THE TASK
Copy the records below exactly as they are written.

##### RECORDS SHOWN

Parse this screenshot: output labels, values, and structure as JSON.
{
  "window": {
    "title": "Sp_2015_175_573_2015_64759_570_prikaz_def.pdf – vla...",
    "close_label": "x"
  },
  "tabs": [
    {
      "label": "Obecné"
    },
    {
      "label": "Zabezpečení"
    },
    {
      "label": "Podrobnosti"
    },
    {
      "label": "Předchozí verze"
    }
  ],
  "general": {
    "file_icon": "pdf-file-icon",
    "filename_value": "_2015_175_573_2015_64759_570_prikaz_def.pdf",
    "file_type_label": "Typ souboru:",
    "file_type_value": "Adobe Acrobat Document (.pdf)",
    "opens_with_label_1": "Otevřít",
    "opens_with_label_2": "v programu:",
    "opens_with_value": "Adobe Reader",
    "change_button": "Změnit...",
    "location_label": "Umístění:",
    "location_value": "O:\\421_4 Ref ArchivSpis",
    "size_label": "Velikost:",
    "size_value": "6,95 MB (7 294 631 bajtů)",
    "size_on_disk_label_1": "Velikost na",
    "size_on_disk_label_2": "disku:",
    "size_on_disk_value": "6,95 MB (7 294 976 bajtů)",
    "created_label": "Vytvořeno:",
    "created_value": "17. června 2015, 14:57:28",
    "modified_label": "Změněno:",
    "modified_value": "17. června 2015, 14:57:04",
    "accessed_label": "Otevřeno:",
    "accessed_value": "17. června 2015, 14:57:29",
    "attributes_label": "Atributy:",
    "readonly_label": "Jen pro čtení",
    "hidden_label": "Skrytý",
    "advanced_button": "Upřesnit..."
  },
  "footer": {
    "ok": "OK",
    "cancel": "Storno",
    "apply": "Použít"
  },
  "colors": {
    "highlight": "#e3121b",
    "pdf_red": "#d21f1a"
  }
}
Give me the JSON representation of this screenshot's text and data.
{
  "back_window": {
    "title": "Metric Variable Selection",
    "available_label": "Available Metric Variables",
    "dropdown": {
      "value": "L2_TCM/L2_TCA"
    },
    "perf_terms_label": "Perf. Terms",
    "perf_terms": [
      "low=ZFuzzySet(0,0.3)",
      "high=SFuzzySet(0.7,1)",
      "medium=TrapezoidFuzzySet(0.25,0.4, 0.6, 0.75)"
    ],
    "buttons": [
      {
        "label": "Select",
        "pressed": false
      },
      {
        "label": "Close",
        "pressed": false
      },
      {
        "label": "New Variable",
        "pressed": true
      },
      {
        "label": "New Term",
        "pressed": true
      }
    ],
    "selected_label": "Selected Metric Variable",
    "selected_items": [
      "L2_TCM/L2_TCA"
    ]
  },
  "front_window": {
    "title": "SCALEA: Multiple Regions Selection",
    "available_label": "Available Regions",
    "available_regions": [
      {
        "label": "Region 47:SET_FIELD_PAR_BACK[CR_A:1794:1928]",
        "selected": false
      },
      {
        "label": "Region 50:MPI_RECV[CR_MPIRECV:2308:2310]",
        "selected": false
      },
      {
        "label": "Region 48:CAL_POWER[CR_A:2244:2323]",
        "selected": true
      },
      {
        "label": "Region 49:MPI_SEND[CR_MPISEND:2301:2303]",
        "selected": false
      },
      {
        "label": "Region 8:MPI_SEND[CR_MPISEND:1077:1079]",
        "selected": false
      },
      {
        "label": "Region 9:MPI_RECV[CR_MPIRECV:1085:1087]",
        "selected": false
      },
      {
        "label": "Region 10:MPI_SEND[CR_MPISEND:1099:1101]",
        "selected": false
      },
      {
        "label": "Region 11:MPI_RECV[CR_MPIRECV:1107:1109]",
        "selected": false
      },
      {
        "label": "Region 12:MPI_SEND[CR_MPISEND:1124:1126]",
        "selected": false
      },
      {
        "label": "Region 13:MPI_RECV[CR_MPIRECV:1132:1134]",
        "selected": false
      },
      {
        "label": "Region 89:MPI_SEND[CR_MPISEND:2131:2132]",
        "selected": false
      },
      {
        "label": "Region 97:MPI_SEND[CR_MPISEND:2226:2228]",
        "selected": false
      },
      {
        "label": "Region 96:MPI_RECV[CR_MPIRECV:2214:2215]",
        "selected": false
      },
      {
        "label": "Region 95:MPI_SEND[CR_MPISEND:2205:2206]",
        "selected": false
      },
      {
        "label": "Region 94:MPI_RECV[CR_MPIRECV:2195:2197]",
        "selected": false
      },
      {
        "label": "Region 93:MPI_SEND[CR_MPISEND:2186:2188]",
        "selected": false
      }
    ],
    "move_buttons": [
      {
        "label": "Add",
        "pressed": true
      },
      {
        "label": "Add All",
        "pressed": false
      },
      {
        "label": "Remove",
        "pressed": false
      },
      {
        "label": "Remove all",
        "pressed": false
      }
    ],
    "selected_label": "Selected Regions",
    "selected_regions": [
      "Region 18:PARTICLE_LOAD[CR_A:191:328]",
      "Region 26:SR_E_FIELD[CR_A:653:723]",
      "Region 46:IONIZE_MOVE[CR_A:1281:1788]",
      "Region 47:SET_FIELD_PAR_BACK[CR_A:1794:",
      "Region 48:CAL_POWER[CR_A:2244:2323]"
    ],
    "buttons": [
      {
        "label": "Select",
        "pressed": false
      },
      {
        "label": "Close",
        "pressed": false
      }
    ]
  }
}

##########

ANSWER IN FULL
Parse this screenshot: output labels, values, and structure as JSON.
{
  "window": {
    "title": "Sp_2015_175_573_2015_64759_570_prikaz_def.pdf – vla...",
    "close_label": "x"
  },
  "tabs": [
    {
      "label": "Obecné"
    },
    {
      "label": "Zabezpečení"
    },
    {
      "label": "Podrobnosti"
    },
    {
      "label": "Předchozí verze"
    }
  ],
  "general": {
    "file_icon": "pdf-file-icon",
    "filename_value": "_2015_175_573_2015_64759_570_prikaz_def.pdf",
    "file_type_label": "Typ souboru:",
    "file_type_value": "Adobe Acrobat Document (.pdf)",
    "opens_with_label_1": "Otevřít",
    "opens_with_label_2": "v programu:",
    "opens_with_value": "Adobe Reader",
    "change_button": "Změnit...",
    "location_label": "Umístění:",
    "location_value": "O:\\421_4 Ref ArchivSpis",
    "size_label": "Velikost:",
    "size_value": "6,95 MB (7 294 631 bajtů)",
    "size_on_disk_label_1": "Velikost na",
    "size_on_disk_label_2": "disku:",
    "size_on_disk_value": "6,95 MB (7 294 976 bajtů)",
    "created_label": "Vytvořeno:",
    "created_value": "17. června 2015, 14:57:28",
    "modified_label": "Změněno:",
    "modified_value": "17. června 2015, 14:57:04",
    "accessed_label": "Otevřeno:",
    "accessed_value": "17. června 2015, 14:57:29",
    "attributes_label": "Atributy:",
    "readonly_label": "Jen pro čtení",
    "hidden_label": "Skrytý",
    "advanced_button": "Upřesnit..."
  },
  "footer": {
    "ok": "OK",
    "cancel": "Storno",
    "apply": "Použít"
  },
  "colors": {
    "highlight": "#e3121b",
    "pdf_red": "#d21f1a"
  }
}
Give me the JSON representation of this screenshot's text and data.
{
  "back_window": {
    "title": "Metric Variable Selection",
    "available_label": "Available Metric Variables",
    "dropdown": {
      "value": "L2_TCM/L2_TCA"
    },
    "perf_terms_label": "Perf. Terms",
    "perf_terms": [
      "low=ZFuzzySet(0,0.3)",
      "high=SFuzzySet(0.7,1)",
      "medium=TrapezoidFuzzySet(0.25,0.4, 0.6, 0.75)"
    ],
    "buttons": [
      {
        "label": "Select",
        "pressed": false
      },
      {
        "label": "Close",
        "pressed": false
      },
      {
        "label": "New Variable",
        "pressed": true
      },
      {
        "label": "New Term",
        "pressed": true
      }
    ],
    "selected_label": "Selected Metric Variable",
    "selected_items": [
      "L2_TCM/L2_TCA"
    ]
  },
  "front_window": {
    "title": "SCALEA: Multiple Regions Selection",
    "available_label": "Available Regions",
    "available_regions": [
      {
        "label": "Region 47:SET_FIELD_PAR_BACK[CR_A:1794:1928]",
        "selected": false
      },
      {
        "label": "Region 50:MPI_RECV[CR_MPIRECV:2308:2310]",
        "selected": false
      },
      {
        "label": "Region 48:CAL_POWER[CR_A:2244:2323]",
        "selected": true
      },
      {
        "label": "Region 49:MPI_SEND[CR_MPISEND:2301:2303]",
        "selected": false
      },
      {
        "label": "Region 8:MPI_SEND[CR_MPISEND:1077:1079]",
        "selected": false
      },
      {
        "label": "Region 9:MPI_RECV[CR_MPIRECV:1085:1087]",
        "selected": false
      },
      {
        "label": "Region 10:MPI_SEND[CR_MPISEND:1099:1101]",
        "selected": false
      },
      {
        "label": "Region 11:MPI_RECV[CR_MPIRECV:1107:1109]",
        "selected": false
      },
      {
        "label": "Region 12:MPI_SEND[CR_MPISEND:1124:1126]",
        "selected": false
      },
      {
        "label": "Region 13:MPI_RECV[CR_MPIRECV:1132:1134]",
        "selected": false
      },
      {
        "label": "Region 89:MPI_SEND[CR_MPISEND:2131:2132]",
        "selected": false
      },
      {
        "label": "Region 97:MPI_SEND[CR_MPISEND:2226:2228]",
        "selected": false
      },
      {
        "label": "Region 96:MPI_RECV[CR_MPIRECV:2214:2215]",
        "selected": false
      },
      {
        "label": "Region 95:MPI_SEND[CR_MPISEND:2205:2206]",
        "selected": false
      },
      {
        "label": "Region 94:MPI_RECV[CR_MPIRECV:2195:2197]",
        "selected": false
      },
      {
        "label": "Region 93:MPI_SEND[CR_MPISEND:2186:2188]",
        "selected": false
      }
    ],
    "move_buttons": [
      {
        "label": "Add",
        "pressed": true
      },
      {
        "label": "Add All",
        "pressed": false
      },
      {
        "label": "Remove",
        "pressed": false
      },
      {
        "label": "Remove all",
        "pressed": false
      }
    ],
    "selected_label": "Selected Regions",
    "selected_regions": [
      "Region 18:PARTICLE_LOAD[CR_A:191:328]",
      "Region 26:SR_E_FIELD[CR_A:653:723]",
      "Region 46:IONIZE_MOVE[CR_A:1281:1788]",
      "Region 47:SET_FIELD_PAR_BACK[CR_A:1794:",
      "Region 48:CAL_POWER[CR_A:2244:2323]"
    ],
    "buttons": [
      {
        "label": "Select",
        "pressed": false
      },
      {
        "label": "Close",
        "pressed": false
      }
    ]
  }
}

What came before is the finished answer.